A block of data:
--- START ---

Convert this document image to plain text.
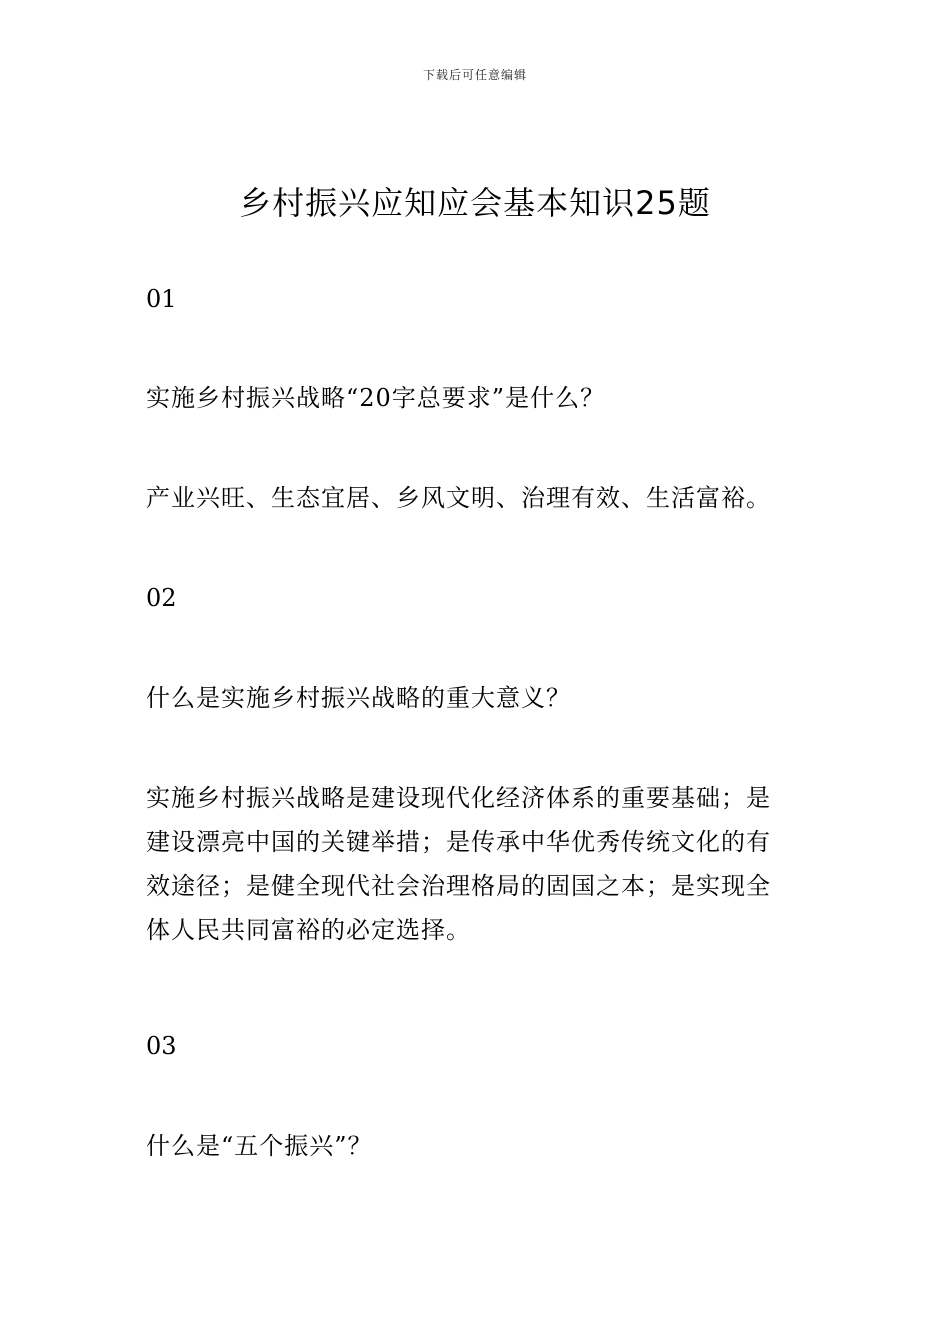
下载后可任意编辑
乡村振兴应知应会基本知识25题

01

实施乡村振兴战略“20字总要求”是什么？

产业兴旺、生态宜居、乡风文明、治理有效、生活富裕。

02

什么是实施乡村振兴战略的重大意义？

实施乡村振兴战略是建设现代化经济体系的重要基础；是
建设漂亮中国的关键举措；是传承中华优秀传统文化的有
效途径；是健全现代社会治理格局的固国之本；是实现全
体人民共同富裕的必定选择。

03

什么是“五个振兴”？
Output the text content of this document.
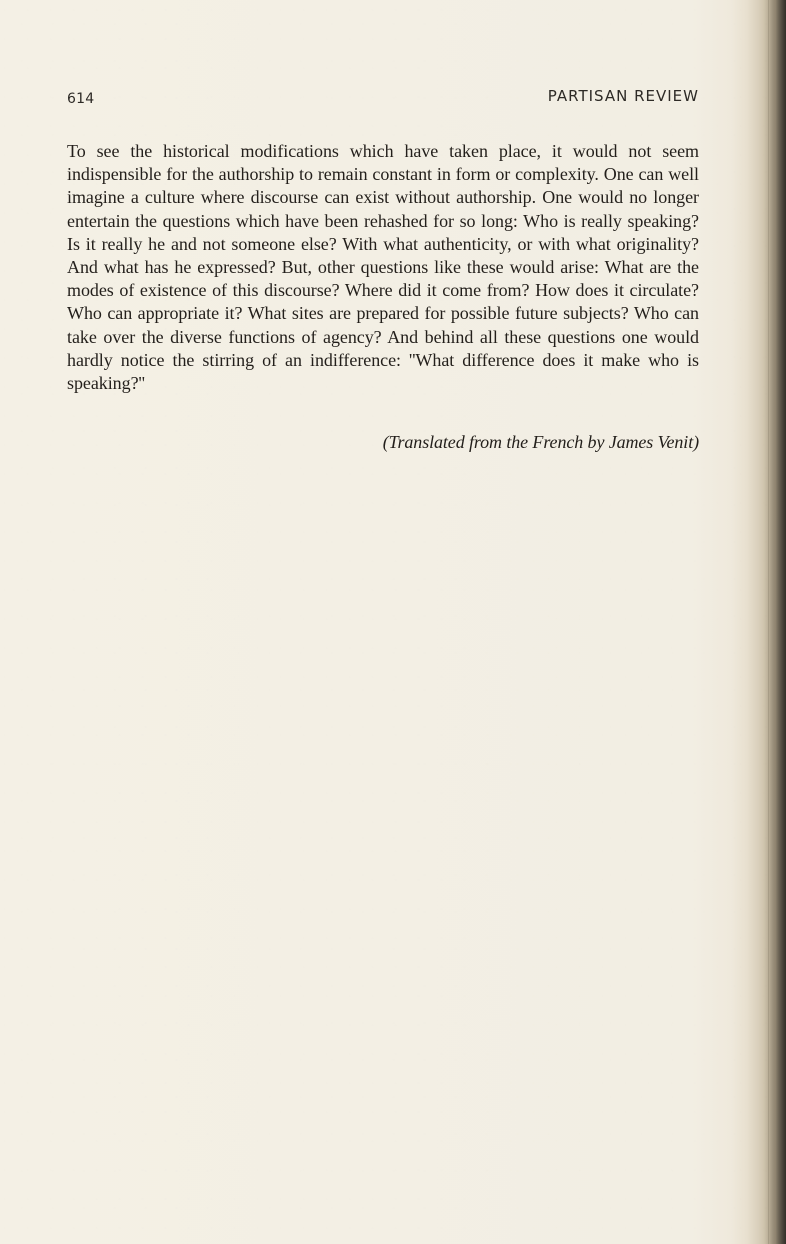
614	PARTISAN REVIEW
To see the historical modifications which have taken place, it would not seem indispensible for the authorship to remain constant in form or complexity. One can well imagine a culture where discourse can exist without authorship. One would no longer entertain the questions which have been rehashed for so long: Who is really speaking? Is it really he and not someone else? With what authenticity, or with what originality? And what has he expressed? But, other questions like these would arise: What are the modes of existence of this discourse? Where did it come from? How does it circulate? Who can appropriate it? What sites are prepared for possible future subjects? Who can take over the diverse functions of agency? And behind all these questions one would hardly notice the stirring of an indifference: ''What difference does it make who is speaking?''
(Translated from the French by James Venit)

--- END ---

** Exercise task **
Copy down every line of the entries containing the word "document".

** Result **
Convert this document image to plain text.
Output the text content of this document.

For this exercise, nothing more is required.